- [The exercise]:
The data below needs to be returned exactly, line for line.

BEGIN

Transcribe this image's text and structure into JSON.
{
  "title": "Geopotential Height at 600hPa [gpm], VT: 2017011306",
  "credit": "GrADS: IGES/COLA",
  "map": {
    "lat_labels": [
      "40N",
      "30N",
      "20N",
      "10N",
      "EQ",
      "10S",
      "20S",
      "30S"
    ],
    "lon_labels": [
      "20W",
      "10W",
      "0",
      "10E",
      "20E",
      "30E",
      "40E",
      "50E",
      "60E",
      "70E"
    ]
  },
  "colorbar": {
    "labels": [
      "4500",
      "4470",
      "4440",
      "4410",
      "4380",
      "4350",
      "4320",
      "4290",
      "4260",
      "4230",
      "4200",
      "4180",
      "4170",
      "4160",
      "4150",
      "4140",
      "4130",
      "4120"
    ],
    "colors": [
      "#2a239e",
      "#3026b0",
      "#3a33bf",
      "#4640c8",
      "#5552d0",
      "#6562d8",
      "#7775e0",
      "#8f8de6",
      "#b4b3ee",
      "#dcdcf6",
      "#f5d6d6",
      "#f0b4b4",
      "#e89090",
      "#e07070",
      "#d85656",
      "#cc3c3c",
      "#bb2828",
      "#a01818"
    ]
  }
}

END

- [Exercise answer]:
Transcribe this image's text and structure into JSON.
{
  "title": "Geopotential Height at 600hPa [gpm], VT: 2017011306",
  "credit": "GrADS: IGES/COLA",
  "map": {
    "lat_labels": [
      "40N",
      "30N",
      "20N",
      "10N",
      "EQ",
      "10S",
      "20S",
      "30S"
    ],
    "lon_labels": [
      "20W",
      "10W",
      "0",
      "10E",
      "20E",
      "30E",
      "40E",
      "50E",
      "60E",
      "70E"
    ]
  },
  "colorbar": {
    "labels": [
      "4500",
      "4470",
      "4440",
      "4410",
      "4380",
      "4350",
      "4320",
      "4290",
      "4260",
      "4230",
      "4200",
      "4180",
      "4170",
      "4160",
      "4150",
      "4140",
      "4130",
      "4120"
    ],
    "colors": [
      "#2a239e",
      "#3026b0",
      "#3a33bf",
      "#4640c8",
      "#5552d0",
      "#6562d8",
      "#7775e0",
      "#8f8de6",
      "#b4b3ee",
      "#dcdcf6",
      "#f5d6d6",
      "#f0b4b4",
      "#e89090",
      "#e07070",
      "#d85656",
      "#cc3c3c",
      "#bb2828",
      "#a01818"
    ]
  }
}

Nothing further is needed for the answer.